▶ SET EXERCISE: Transcribe the records below exactly.

▶ RECORDS FOR THIS TASK:
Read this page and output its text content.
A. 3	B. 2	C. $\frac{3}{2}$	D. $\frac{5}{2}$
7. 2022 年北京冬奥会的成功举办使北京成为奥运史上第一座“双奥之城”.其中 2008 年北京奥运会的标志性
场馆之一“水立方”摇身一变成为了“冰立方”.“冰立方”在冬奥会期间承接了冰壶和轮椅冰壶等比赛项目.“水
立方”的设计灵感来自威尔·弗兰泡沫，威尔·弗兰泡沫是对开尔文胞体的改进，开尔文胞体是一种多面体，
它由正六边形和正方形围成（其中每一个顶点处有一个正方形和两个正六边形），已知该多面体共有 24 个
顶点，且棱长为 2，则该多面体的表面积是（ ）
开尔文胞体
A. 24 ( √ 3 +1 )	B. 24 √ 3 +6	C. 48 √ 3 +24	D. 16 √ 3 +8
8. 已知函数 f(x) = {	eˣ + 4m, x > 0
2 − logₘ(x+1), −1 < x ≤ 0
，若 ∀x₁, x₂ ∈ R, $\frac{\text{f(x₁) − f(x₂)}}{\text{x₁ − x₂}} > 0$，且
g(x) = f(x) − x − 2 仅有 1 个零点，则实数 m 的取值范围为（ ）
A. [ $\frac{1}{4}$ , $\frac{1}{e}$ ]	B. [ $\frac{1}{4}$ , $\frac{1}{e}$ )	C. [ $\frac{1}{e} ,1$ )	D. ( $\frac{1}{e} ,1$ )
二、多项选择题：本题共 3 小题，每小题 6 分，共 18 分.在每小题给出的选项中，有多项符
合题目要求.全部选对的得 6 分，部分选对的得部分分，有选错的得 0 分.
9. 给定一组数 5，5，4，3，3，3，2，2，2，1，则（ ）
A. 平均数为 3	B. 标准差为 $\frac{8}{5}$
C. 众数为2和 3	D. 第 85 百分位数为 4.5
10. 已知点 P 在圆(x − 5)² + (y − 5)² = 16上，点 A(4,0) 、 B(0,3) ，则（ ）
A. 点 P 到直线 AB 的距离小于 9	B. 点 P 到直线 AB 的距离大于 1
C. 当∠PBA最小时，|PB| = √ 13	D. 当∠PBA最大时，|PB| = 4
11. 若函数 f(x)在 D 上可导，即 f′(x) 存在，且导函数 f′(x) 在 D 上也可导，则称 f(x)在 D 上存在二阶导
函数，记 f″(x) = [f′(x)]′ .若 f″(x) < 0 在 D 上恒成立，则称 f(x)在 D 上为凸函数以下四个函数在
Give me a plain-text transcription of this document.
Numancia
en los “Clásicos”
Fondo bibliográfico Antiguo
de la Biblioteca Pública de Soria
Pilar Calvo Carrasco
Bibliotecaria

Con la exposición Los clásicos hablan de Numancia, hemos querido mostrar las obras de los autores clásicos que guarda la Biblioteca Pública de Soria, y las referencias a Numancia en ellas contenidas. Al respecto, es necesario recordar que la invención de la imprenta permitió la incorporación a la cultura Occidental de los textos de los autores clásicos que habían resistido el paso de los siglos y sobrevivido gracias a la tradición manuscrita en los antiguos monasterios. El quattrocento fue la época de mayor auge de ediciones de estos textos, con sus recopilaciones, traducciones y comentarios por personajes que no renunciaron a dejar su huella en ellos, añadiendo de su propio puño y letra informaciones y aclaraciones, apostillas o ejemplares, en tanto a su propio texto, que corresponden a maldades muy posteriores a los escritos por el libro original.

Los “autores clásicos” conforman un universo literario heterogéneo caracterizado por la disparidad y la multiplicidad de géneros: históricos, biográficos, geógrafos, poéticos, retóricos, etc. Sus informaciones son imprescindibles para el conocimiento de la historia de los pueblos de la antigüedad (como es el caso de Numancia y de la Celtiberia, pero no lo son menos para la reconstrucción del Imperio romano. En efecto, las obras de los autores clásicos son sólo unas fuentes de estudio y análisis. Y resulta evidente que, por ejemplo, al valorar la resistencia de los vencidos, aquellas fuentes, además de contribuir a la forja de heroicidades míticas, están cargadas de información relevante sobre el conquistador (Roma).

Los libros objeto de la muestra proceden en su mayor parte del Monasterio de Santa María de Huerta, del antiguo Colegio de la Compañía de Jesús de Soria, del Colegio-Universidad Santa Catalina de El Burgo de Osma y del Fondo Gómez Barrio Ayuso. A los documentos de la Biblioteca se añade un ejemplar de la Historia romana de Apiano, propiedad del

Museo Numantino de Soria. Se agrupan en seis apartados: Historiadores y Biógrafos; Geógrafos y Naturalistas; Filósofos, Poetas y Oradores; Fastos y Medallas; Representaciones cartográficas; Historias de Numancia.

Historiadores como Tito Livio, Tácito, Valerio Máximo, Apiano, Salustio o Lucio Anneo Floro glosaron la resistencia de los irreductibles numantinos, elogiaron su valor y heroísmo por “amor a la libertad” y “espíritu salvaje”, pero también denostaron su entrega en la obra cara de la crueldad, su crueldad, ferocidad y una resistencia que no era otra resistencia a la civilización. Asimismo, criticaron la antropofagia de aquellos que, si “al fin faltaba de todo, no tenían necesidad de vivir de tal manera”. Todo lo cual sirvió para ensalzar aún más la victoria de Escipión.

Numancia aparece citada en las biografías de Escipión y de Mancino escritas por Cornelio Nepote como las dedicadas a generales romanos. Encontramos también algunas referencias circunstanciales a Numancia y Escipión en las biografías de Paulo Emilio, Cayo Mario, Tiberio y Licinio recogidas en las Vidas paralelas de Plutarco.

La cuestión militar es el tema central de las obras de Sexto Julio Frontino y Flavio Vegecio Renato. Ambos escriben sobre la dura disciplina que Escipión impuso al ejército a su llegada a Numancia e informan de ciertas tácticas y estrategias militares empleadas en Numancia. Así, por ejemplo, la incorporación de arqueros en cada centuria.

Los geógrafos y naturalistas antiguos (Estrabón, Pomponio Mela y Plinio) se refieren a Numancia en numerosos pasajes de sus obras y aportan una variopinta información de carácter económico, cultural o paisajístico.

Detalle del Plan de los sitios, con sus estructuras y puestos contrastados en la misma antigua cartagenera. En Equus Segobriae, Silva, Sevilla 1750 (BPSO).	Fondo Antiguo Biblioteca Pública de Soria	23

▶ EXERCISE OUTPUT:
Read this page and output its text content.
A. 3	B. 2	C. $\frac{3}{2}$	D. $\frac{5}{2}$
7. 2022 年北京冬奥会的成功举办使北京成为奥运史上第一座“双奥之城”.其中 2008 年北京奥运会的标志性
场馆之一“水立方”摇身一变成为了“冰立方”.“冰立方”在冬奥会期间承接了冰壶和轮椅冰壶等比赛项目.“水
立方”的设计灵感来自威尔·弗兰泡沫，威尔·弗兰泡沫是对开尔文胞体的改进，开尔文胞体是一种多面体，
它由正六边形和正方形围成（其中每一个顶点处有一个正方形和两个正六边形），已知该多面体共有 24 个
顶点，且棱长为 2，则该多面体的表面积是（ ）
开尔文胞体
A. 24 ( √ 3 +1 )	B. 24 √ 3 +6	C. 48 √ 3 +24	D. 16 √ 3 +8
8. 已知函数 f(x) = {	eˣ + 4m, x > 0
2 − logₘ(x+1), −1 < x ≤ 0
，若 ∀x₁, x₂ ∈ R, $\frac{\text{f(x₁) − f(x₂)}}{\text{x₁ − x₂}} > 0$，且
g(x) = f(x) − x − 2 仅有 1 个零点，则实数 m 的取值范围为（ ）
A. [ $\frac{1}{4}$ , $\frac{1}{e}$ ]	B. [ $\frac{1}{4}$ , $\frac{1}{e}$ )	C. [ $\frac{1}{e} ,1$ )	D. ( $\frac{1}{e} ,1$ )
二、多项选择题：本题共 3 小题，每小题 6 分，共 18 分.在每小题给出的选项中，有多项符
合题目要求.全部选对的得 6 分，部分选对的得部分分，有选错的得 0 分.
9. 给定一组数 5，5，4，3，3，3，2，2，2，1，则（ ）
A. 平均数为 3	B. 标准差为 $\frac{8}{5}$
C. 众数为2和 3	D. 第 85 百分位数为 4.5
10. 已知点 P 在圆(x − 5)² + (y − 5)² = 16上，点 A(4,0) 、 B(0,3) ，则（ ）
A. 点 P 到直线 AB 的距离小于 9	B. 点 P 到直线 AB 的距离大于 1
C. 当∠PBA最小时，|PB| = √ 13	D. 当∠PBA最大时，|PB| = 4
11. 若函数 f(x)在 D 上可导，即 f′(x) 存在，且导函数 f′(x) 在 D 上也可导，则称 f(x)在 D 上存在二阶导
函数，记 f″(x) = [f′(x)]′ .若 f″(x) < 0 在 D 上恒成立，则称 f(x)在 D 上为凸函数以下四个函数在
Give me a plain-text transcription of this document.
Numancia
en los “Clásicos”
Fondo bibliográfico Antiguo
de la Biblioteca Pública de Soria
Pilar Calvo Carrasco
Bibliotecaria

Con la exposición Los clásicos hablan de Numancia, hemos querido mostrar las obras de los autores clásicos que guarda la Biblioteca Pública de Soria, y las referencias a Numancia en ellas contenidas. Al respecto, es necesario recordar que la invención de la imprenta permitió la incorporación a la cultura Occidental de los textos de los autores clásicos que habían resistido el paso de los siglos y sobrevivido gracias a la tradición manuscrita en los antiguos monasterios. El quattrocento fue la época de mayor auge de ediciones de estos textos, con sus recopilaciones, traducciones y comentarios por personajes que no renunciaron a dejar su huella en ellos, añadiendo de su propio puño y letra informaciones y aclaraciones, apostillas o ejemplares, en tanto a su propio texto, que corresponden a maldades muy posteriores a los escritos por el libro original.

Los “autores clásicos” conforman un universo literario heterogéneo caracterizado por la disparidad y la multiplicidad de géneros: históricos, biográficos, geógrafos, poéticos, retóricos, etc. Sus informaciones son imprescindibles para el conocimiento de la historia de los pueblos de la antigüedad (como es el caso de Numancia y de la Celtiberia, pero no lo son menos para la reconstrucción del Imperio romano. En efecto, las obras de los autores clásicos son sólo unas fuentes de estudio y análisis. Y resulta evidente que, por ejemplo, al valorar la resistencia de los vencidos, aquellas fuentes, además de contribuir a la forja de heroicidades míticas, están cargadas de información relevante sobre el conquistador (Roma).

Los libros objeto de la muestra proceden en su mayor parte del Monasterio de Santa María de Huerta, del antiguo Colegio de la Compañía de Jesús de Soria, del Colegio-Universidad Santa Catalina de El Burgo de Osma y del Fondo Gómez Barrio Ayuso. A los documentos de la Biblioteca se añade un ejemplar de la Historia romana de Apiano, propiedad del

Museo Numantino de Soria. Se agrupan en seis apartados: Historiadores y Biógrafos; Geógrafos y Naturalistas; Filósofos, Poetas y Oradores; Fastos y Medallas; Representaciones cartográficas; Historias de Numancia.

Historiadores como Tito Livio, Tácito, Valerio Máximo, Apiano, Salustio o Lucio Anneo Floro glosaron la resistencia de los irreductibles numantinos, elogiaron su valor y heroísmo por “amor a la libertad” y “espíritu salvaje”, pero también denostaron su entrega en la obra cara de la crueldad, su crueldad, ferocidad y una resistencia que no era otra resistencia a la civilización. Asimismo, criticaron la antropofagia de aquellos que, si “al fin faltaba de todo, no tenían necesidad de vivir de tal manera”. Todo lo cual sirvió para ensalzar aún más la victoria de Escipión.

Numancia aparece citada en las biografías de Escipión y de Mancino escritas por Cornelio Nepote como las dedicadas a generales romanos. Encontramos también algunas referencias circunstanciales a Numancia y Escipión en las biografías de Paulo Emilio, Cayo Mario, Tiberio y Licinio recogidas en las Vidas paralelas de Plutarco.

La cuestión militar es el tema central de las obras de Sexto Julio Frontino y Flavio Vegecio Renato. Ambos escriben sobre la dura disciplina que Escipión impuso al ejército a su llegada a Numancia e informan de ciertas tácticas y estrategias militares empleadas en Numancia. Así, por ejemplo, la incorporación de arqueros en cada centuria.

Los geógrafos y naturalistas antiguos (Estrabón, Pomponio Mela y Plinio) se refieren a Numancia en numerosos pasajes de sus obras y aportan una variopinta información de carácter económico, cultural o paisajístico.

Detalle del Plan de los sitios, con sus estructuras y puestos contrastados en la misma antigua cartagenera. En Equus Segobriae, Silva, Sevilla 1750 (BPSO).	Fondo Antiguo Biblioteca Pública de Soria	23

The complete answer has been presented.